■ **WHAT YOU NEED TO DO**
Copy each line below exactly and leave the pictures out.

■ **THE INPUT**
========================================

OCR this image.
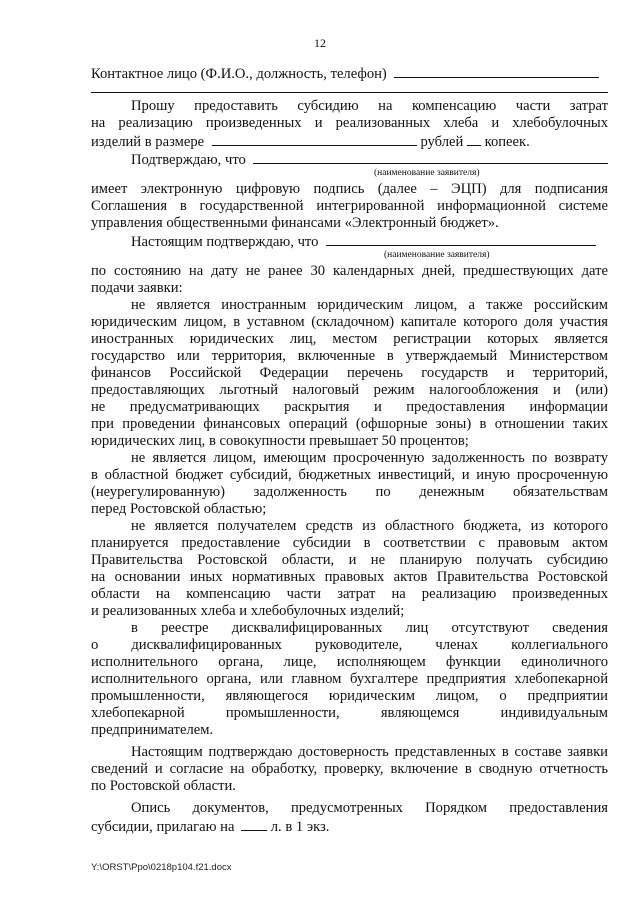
12
Контактное лицо (Ф.И.О., должность, телефон)
Прошу предоставить субсидию на компенсацию части затрат
на реализацию произведенных и реализованных хлеба и хлебобулочных
изделий в размере	рублей копеек.
Подтверждаю, что
(наименование заявителя)
имеет электронную цифровую подпись (далее – ЭЦП) для подписания
Соглашения в государственной интегрированной информационной системе
управления общественными финансами «Электронный бюджет».
Настоящим подтверждаю, что
(наименование заявителя)
по состоянию на дату не ранее 30 календарных дней, предшествующих дате
подачи заявки:
не является иностранным юридическим лицом, а также российским
юридическим лицом, в уставном (складочном) капитале которого доля участия
иностранных юридических лиц, местом регистрации которых является
государство или территория, включенные в утверждаемый Министерством
финансов Российской Федерации перечень государств и территорий,
предоставляющих льготный налоговый режим налогообложения и (или)
не предусматривающих раскрытия и предоставления информации
при проведении финансовых операций (офшорные зоны) в отношении таких
юридических лиц, в совокупности превышает 50 процентов;
не является лицом, имеющим просроченную задолженность по возврату
в областной бюджет субсидий, бюджетных инвестиций, и иную просроченную
(неурегулированную) задолженность по денежным обязательствам
перед Ростовской областью;
не является получателем средств из областного бюджета, из которого
планируется предоставление субсидии в соответствии с правовым актом
Правительства Ростовской области, и не планирую получать субсидию
на основании иных нормативных правовых актов Правительства Ростовской
области на компенсацию части затрат на реализацию произведенных
и реализованных хлеба и хлебобулочных изделий;
в реестре дисквалифицированных лиц отсутствуют сведения
о дисквалифицированных руководителе, членах коллегиального
исполнительного органа, лице, исполняющем функции единоличного
исполнительного органа, или главном бухгалтере предприятия хлебопекарной
промышленности, являющегося юридическим лицом, о предприятии
хлебопекарной промышленности, являющемся индивидуальным
предпринимателем.
Настоящим подтверждаю достоверность представленных в составе заявки
сведений и согласие на обработку, проверку, включение в сводную отчетность
по Ростовской области.
Опись документов, предусмотренных Порядком предоставления
субсидии, прилагаю на л. в 1 экз.
Y:\ORST\Ppo\0218p104.f21.docx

========================================

■ **SOLUTION TO THE EXERCISE**
OCR this image.
12
Контактное лицо (Ф.И.О., должность, телефон)
Прошу предоставить субсидию на компенсацию части затрат
на реализацию произведенных и реализованных хлеба и хлебобулочных
изделий в размере	рублей копеек.
Подтверждаю, что
(наименование заявителя)
имеет электронную цифровую подпись (далее – ЭЦП) для подписания
Соглашения в государственной интегрированной информационной системе
управления общественными финансами «Электронный бюджет».
Настоящим подтверждаю, что
(наименование заявителя)
по состоянию на дату не ранее 30 календарных дней, предшествующих дате
подачи заявки:
не является иностранным юридическим лицом, а также российским
юридическим лицом, в уставном (складочном) капитале которого доля участия
иностранных юридических лиц, местом регистрации которых является
государство или территория, включенные в утверждаемый Министерством
финансов Российской Федерации перечень государств и территорий,
предоставляющих льготный налоговый режим налогообложения и (или)
не предусматривающих раскрытия и предоставления информации
при проведении финансовых операций (офшорные зоны) в отношении таких
юридических лиц, в совокупности превышает 50 процентов;
не является лицом, имеющим просроченную задолженность по возврату
в областной бюджет субсидий, бюджетных инвестиций, и иную просроченную
(неурегулированную) задолженность по денежным обязательствам
перед Ростовской областью;
не является получателем средств из областного бюджета, из которого
планируется предоставление субсидии в соответствии с правовым актом
Правительства Ростовской области, и не планирую получать субсидию
на основании иных нормативных правовых актов Правительства Ростовской
области на компенсацию части затрат на реализацию произведенных
и реализованных хлеба и хлебобулочных изделий;
в реестре дисквалифицированных лиц отсутствуют сведения
о дисквалифицированных руководителе, членах коллегиального
исполнительного органа, лице, исполняющем функции единоличного
исполнительного органа, или главном бухгалтере предприятия хлебопекарной
промышленности, являющегося юридическим лицом, о предприятии
хлебопекарной промышленности, являющемся индивидуальным
предпринимателем.
Настоящим подтверждаю достоверность представленных в составе заявки
сведений и согласие на обработку, проверку, включение в сводную отчетность
по Ростовской области.
Опись документов, предусмотренных Порядком предоставления
субсидии, прилагаю на л. в 1 экз.
Y:\ORST\Ppo\0218p104.f21.docx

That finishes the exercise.